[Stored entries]
++++

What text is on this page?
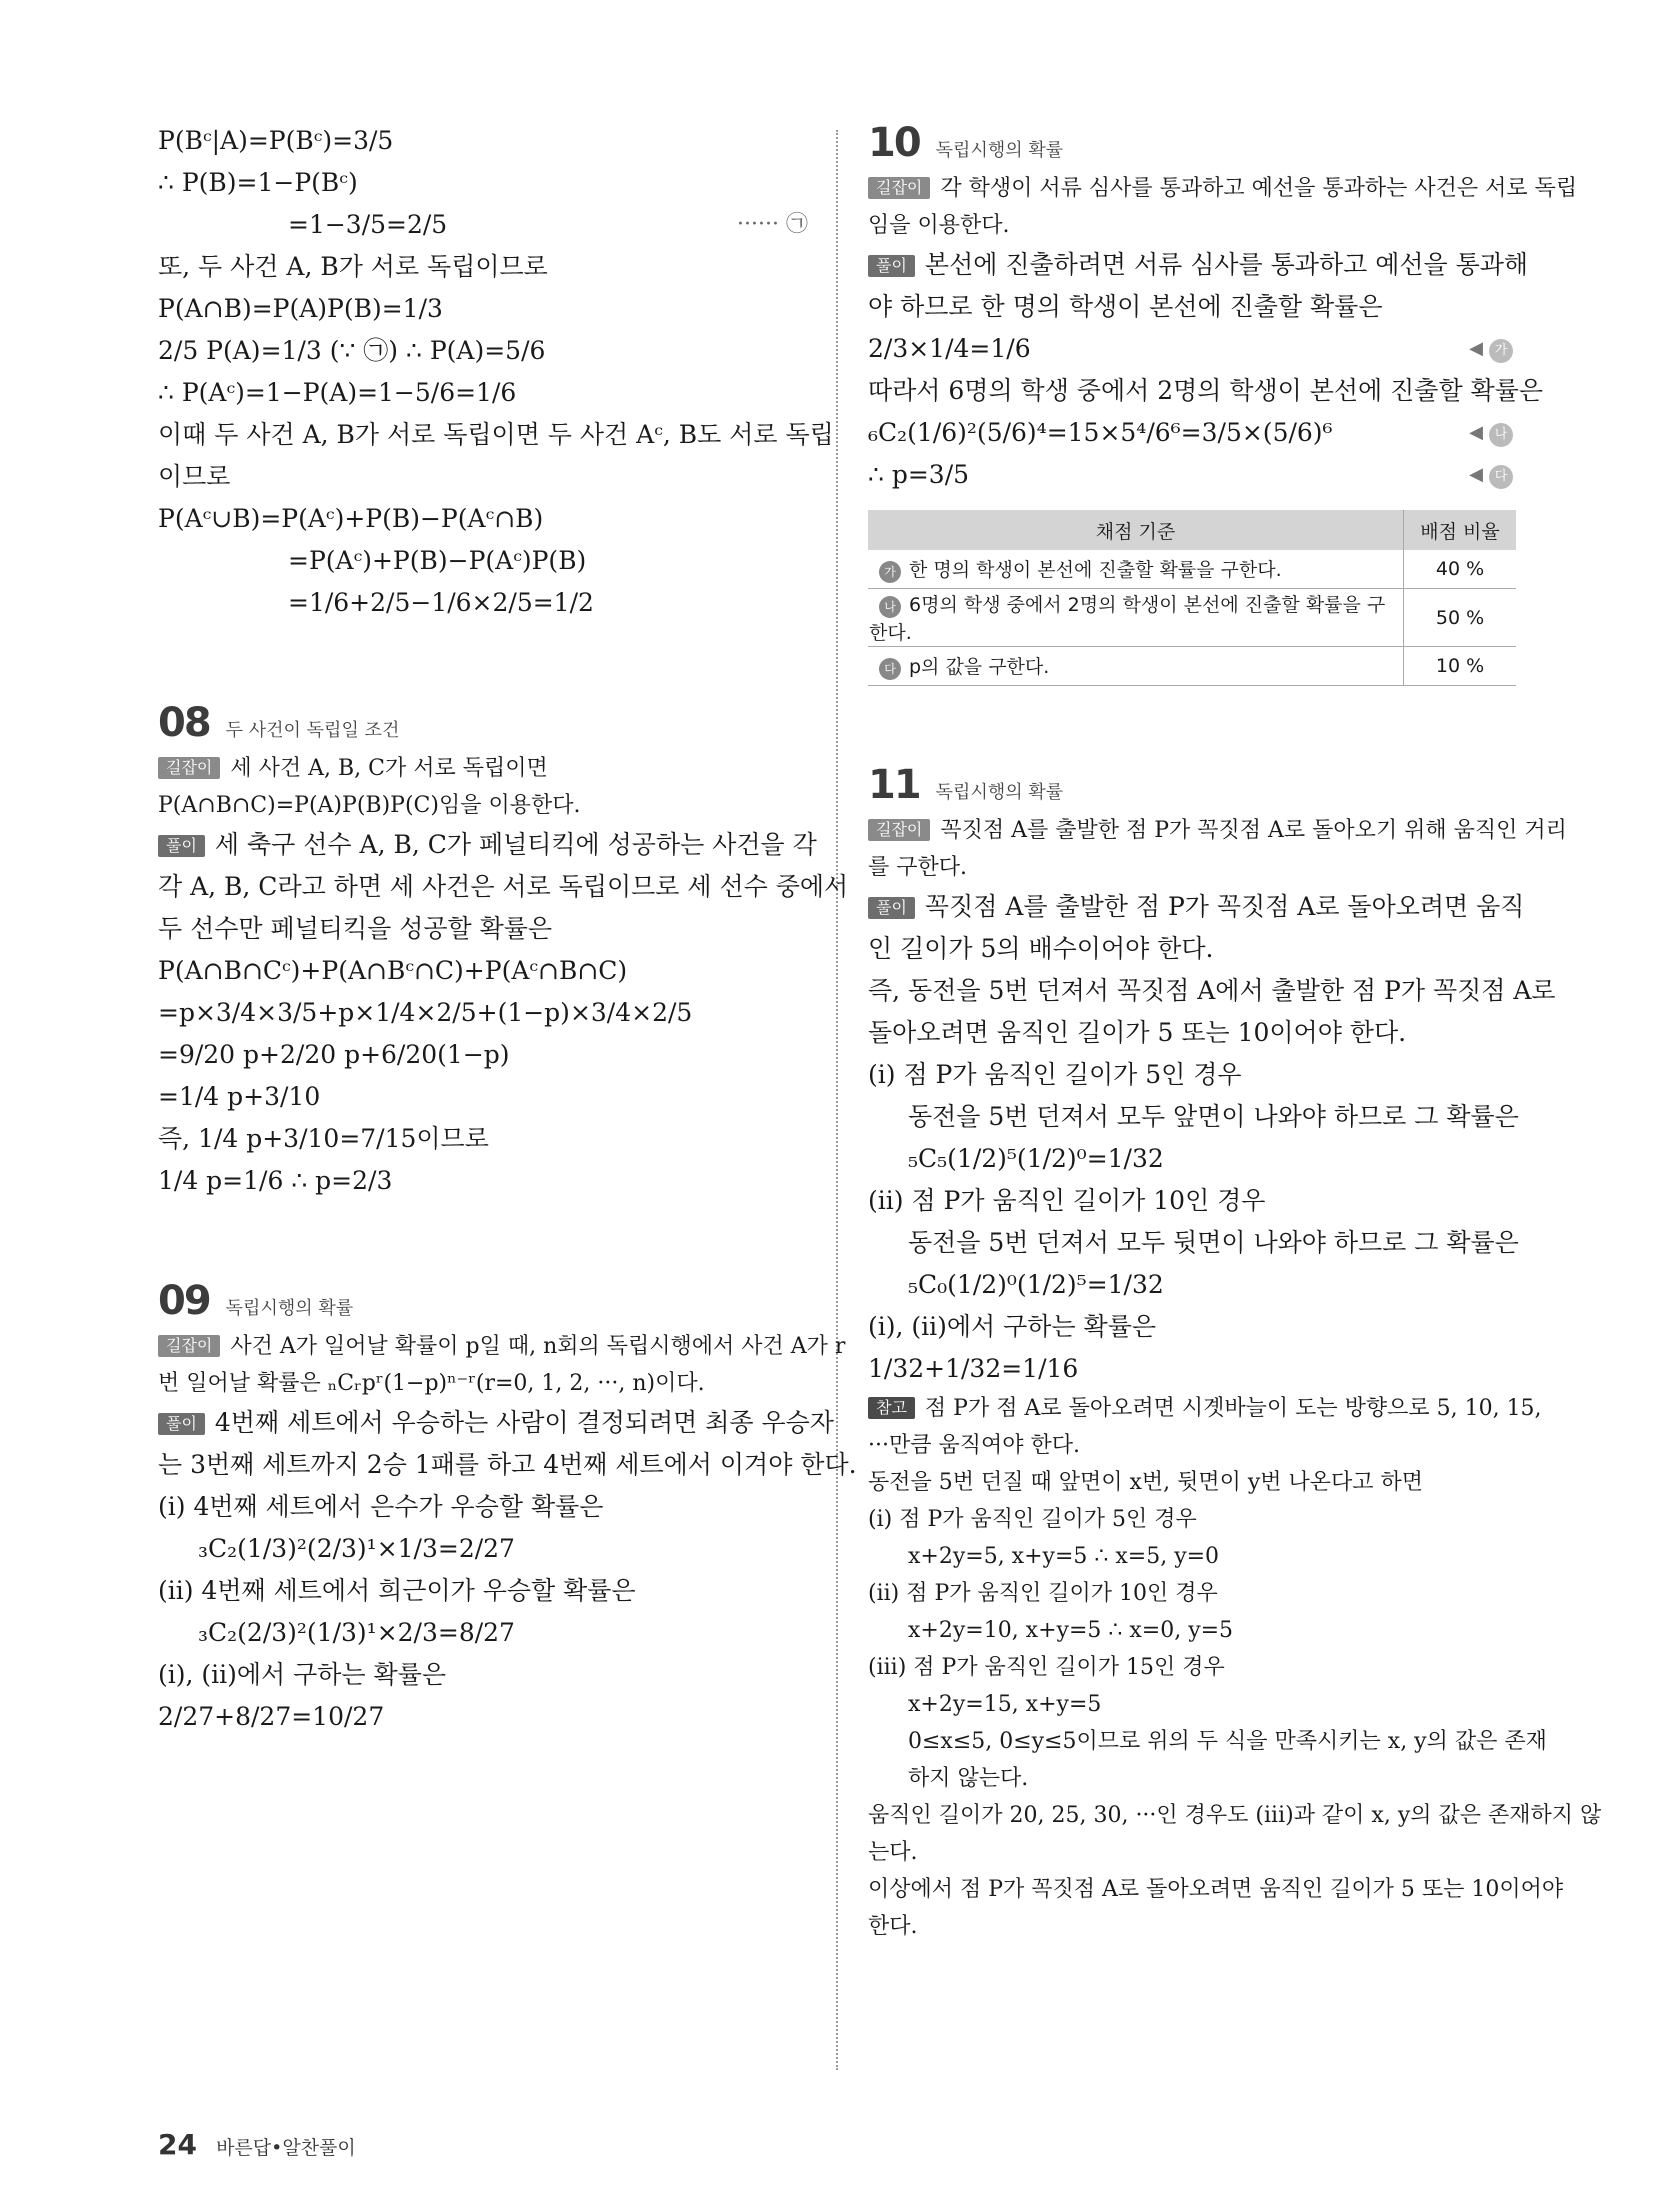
P(Bᶜ|A)=P(Bᶜ)=3/5
∴ P(B)=1−P(Bᶜ)
=1−3/5=2/5	······ ㉠
또, 두 사건 A, B가 서로 독립이므로
P(A∩B)=P(A)P(B)=1/3
2/5 P(A)=1/3 (∵ ㉠) ∴ P(A)=5/6
∴ P(Aᶜ)=1−P(A)=1−5/6=1/6
이때 두 사건 A, B가 서로 독립이면 두 사건 Aᶜ, B도 서로 독립
이므로
P(Aᶜ∪B)=P(Aᶜ)+P(B)−P(Aᶜ∩B)
=P(Aᶜ)+P(B)−P(Aᶜ)P(B)
=1/6+2/5−1/6×2/5=1/2
08 두 사건이 독립일 조건
길잡이 세 사건 A, B, C가 서로 독립이면
P(A∩B∩C)=P(A)P(B)P(C)임을 이용한다.
풀이 세 축구 선수 A, B, C가 페널티킥에 성공하는 사건을 각
각 A, B, C라고 하면 세 사건은 서로 독립이므로 세 선수 중에서
두 선수만 페널티킥을 성공할 확률은
P(A∩B∩Cᶜ)+P(A∩Bᶜ∩C)+P(Aᶜ∩B∩C)
=p×3/4×3/5+p×1/4×2/5+(1−p)×3/4×2/5
=9/20 p+2/20 p+6/20(1−p)
=1/4 p+3/10
즉, 1/4 p+3/10=7/15이므로
1/4 p=1/6 ∴ p=2/3
09 독립시행의 확률
길잡이 사건 A가 일어날 확률이 p일 때, n회의 독립시행에서 사건 A가 r
번 일어날 확률은 ₙCᵣpʳ(1−p)ⁿ⁻ʳ(r=0, 1, 2, ···, n)이다.
풀이 4번째 세트에서 우승하는 사람이 결정되려면 최종 우승자
는 3번째 세트까지 2승 1패를 하고 4번째 세트에서 이겨야 한다.
(i) 4번째 세트에서 은수가 우승할 확률은
₃C₂(1/3)²(2/3)¹×1/3=2/27
(ii) 4번째 세트에서 희근이가 우승할 확률은
₃C₂(2/3)²(1/3)¹×2/3=8/27
(i), (ii)에서 구하는 확률은
2/27+8/27=10/27
10 독립시행의 확률
길잡이 각 학생이 서류 심사를 통과하고 예선을 통과하는 사건은 서로 독립
임을 이용한다.
풀이 본선에 진출하려면 서류 심사를 통과하고 예선을 통과해
야 하므로 한 명의 학생이 본선에 진출할 확률은
2/3×1/4=1/6	◀ 가
따라서 6명의 학생 중에서 2명의 학생이 본선에 진출할 확률은
₆C₂(1/6)²(5/6)⁴=15×5⁴/6⁶=3/5×(5/6)⁶	◀ 나
∴ p=3/5	◀ 다
채점 기준	배점 비율
가 한 명의 학생이 본선에 진출할 확률을 구한다.	40 %
나 6명의 학생 중에서 2명의 학생이 본선에 진출할 확률을 구한다.	50 %
다 p의 값을 구한다.	10 %
11 독립시행의 확률
길잡이 꼭짓점 A를 출발한 점 P가 꼭짓점 A로 돌아오기 위해 움직인 거리
를 구한다.
풀이 꼭짓점 A를 출발한 점 P가 꼭짓점 A로 돌아오려면 움직
인 길이가 5의 배수이어야 한다.
즉, 동전을 5번 던져서 꼭짓점 A에서 출발한 점 P가 꼭짓점 A로
돌아오려면 움직인 길이가 5 또는 10이어야 한다.
(i) 점 P가 움직인 길이가 5인 경우
동전을 5번 던져서 모두 앞면이 나와야 하므로 그 확률은
₅C₅(1/2)⁵(1/2)⁰=1/32
(ii) 점 P가 움직인 길이가 10인 경우
동전을 5번 던져서 모두 뒷면이 나와야 하므로 그 확률은
₅C₀(1/2)⁰(1/2)⁵=1/32
(i), (ii)에서 구하는 확률은
1/32+1/32=1/16
참고 점 P가 점 A로 돌아오려면 시곗바늘이 도는 방향으로 5, 10, 15,
···만큼 움직여야 한다.
동전을 5번 던질 때 앞면이 x번, 뒷면이 y번 나온다고 하면
(i) 점 P가 움직인 길이가 5인 경우
x+2y=5, x+y=5 ∴ x=5, y=0
(ii) 점 P가 움직인 길이가 10인 경우
x+2y=10, x+y=5 ∴ x=0, y=5
(iii) 점 P가 움직인 길이가 15인 경우
x+2y=15, x+y=5
0≤x≤5, 0≤y≤5이므로 위의 두 식을 만족시키는 x, y의 값은 존재
하지 않는다.
움직인 길이가 20, 25, 30, ···인 경우도 (iii)과 같이 x, y의 값은 존재하지 않
는다.
이상에서 점 P가 꼭짓점 A로 돌아오려면 움직인 길이가 5 또는 10이어야
한다.
24 바른답•알찬풀이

++++

**DIRECTIONS**
Copy every entry exactly as written. Pictures are excluded.

**TASK SOLUTION**
What text is on this page?
P(Bᶜ|A)=P(Bᶜ)=3/5
∴ P(B)=1−P(Bᶜ)
=1−3/5=2/5	······ ㉠
또, 두 사건 A, B가 서로 독립이므로
P(A∩B)=P(A)P(B)=1/3
2/5 P(A)=1/3 (∵ ㉠) ∴ P(A)=5/6
∴ P(Aᶜ)=1−P(A)=1−5/6=1/6
이때 두 사건 A, B가 서로 독립이면 두 사건 Aᶜ, B도 서로 독립
이므로
P(Aᶜ∪B)=P(Aᶜ)+P(B)−P(Aᶜ∩B)
=P(Aᶜ)+P(B)−P(Aᶜ)P(B)
=1/6+2/5−1/6×2/5=1/2
08 두 사건이 독립일 조건
길잡이 세 사건 A, B, C가 서로 독립이면
P(A∩B∩C)=P(A)P(B)P(C)임을 이용한다.
풀이 세 축구 선수 A, B, C가 페널티킥에 성공하는 사건을 각
각 A, B, C라고 하면 세 사건은 서로 독립이므로 세 선수 중에서
두 선수만 페널티킥을 성공할 확률은
P(A∩B∩Cᶜ)+P(A∩Bᶜ∩C)+P(Aᶜ∩B∩C)
=p×3/4×3/5+p×1/4×2/5+(1−p)×3/4×2/5
=9/20 p+2/20 p+6/20(1−p)
=1/4 p+3/10
즉, 1/4 p+3/10=7/15이므로
1/4 p=1/6 ∴ p=2/3
09 독립시행의 확률
길잡이 사건 A가 일어날 확률이 p일 때, n회의 독립시행에서 사건 A가 r
번 일어날 확률은 ₙCᵣpʳ(1−p)ⁿ⁻ʳ(r=0, 1, 2, ···, n)이다.
풀이 4번째 세트에서 우승하는 사람이 결정되려면 최종 우승자
는 3번째 세트까지 2승 1패를 하고 4번째 세트에서 이겨야 한다.
(i) 4번째 세트에서 은수가 우승할 확률은
₃C₂(1/3)²(2/3)¹×1/3=2/27
(ii) 4번째 세트에서 희근이가 우승할 확률은
₃C₂(2/3)²(1/3)¹×2/3=8/27
(i), (ii)에서 구하는 확률은
2/27+8/27=10/27
10 독립시행의 확률
길잡이 각 학생이 서류 심사를 통과하고 예선을 통과하는 사건은 서로 독립
임을 이용한다.
풀이 본선에 진출하려면 서류 심사를 통과하고 예선을 통과해
야 하므로 한 명의 학생이 본선에 진출할 확률은
2/3×1/4=1/6	◀ 가
따라서 6명의 학생 중에서 2명의 학생이 본선에 진출할 확률은
₆C₂(1/6)²(5/6)⁴=15×5⁴/6⁶=3/5×(5/6)⁶	◀ 나
∴ p=3/5	◀ 다
채점 기준	배점 비율
가 한 명의 학생이 본선에 진출할 확률을 구한다.	40 %
나 6명의 학생 중에서 2명의 학생이 본선에 진출할 확률을 구한다.	50 %
다 p의 값을 구한다.	10 %
11 독립시행의 확률
길잡이 꼭짓점 A를 출발한 점 P가 꼭짓점 A로 돌아오기 위해 움직인 거리
를 구한다.
풀이 꼭짓점 A를 출발한 점 P가 꼭짓점 A로 돌아오려면 움직
인 길이가 5의 배수이어야 한다.
즉, 동전을 5번 던져서 꼭짓점 A에서 출발한 점 P가 꼭짓점 A로
돌아오려면 움직인 길이가 5 또는 10이어야 한다.
(i) 점 P가 움직인 길이가 5인 경우
동전을 5번 던져서 모두 앞면이 나와야 하므로 그 확률은
₅C₅(1/2)⁵(1/2)⁰=1/32
(ii) 점 P가 움직인 길이가 10인 경우
동전을 5번 던져서 모두 뒷면이 나와야 하므로 그 확률은
₅C₀(1/2)⁰(1/2)⁵=1/32
(i), (ii)에서 구하는 확률은
1/32+1/32=1/16
참고 점 P가 점 A로 돌아오려면 시곗바늘이 도는 방향으로 5, 10, 15,
···만큼 움직여야 한다.
동전을 5번 던질 때 앞면이 x번, 뒷면이 y번 나온다고 하면
(i) 점 P가 움직인 길이가 5인 경우
x+2y=5, x+y=5 ∴ x=5, y=0
(ii) 점 P가 움직인 길이가 10인 경우
x+2y=10, x+y=5 ∴ x=0, y=5
(iii) 점 P가 움직인 길이가 15인 경우
x+2y=15, x+y=5
0≤x≤5, 0≤y≤5이므로 위의 두 식을 만족시키는 x, y의 값은 존재
하지 않는다.
움직인 길이가 20, 25, 30, ···인 경우도 (iii)과 같이 x, y의 값은 존재하지 않
는다.
이상에서 점 P가 꼭짓점 A로 돌아오려면 움직인 길이가 5 또는 10이어야
한다.
24 바른답•알찬풀이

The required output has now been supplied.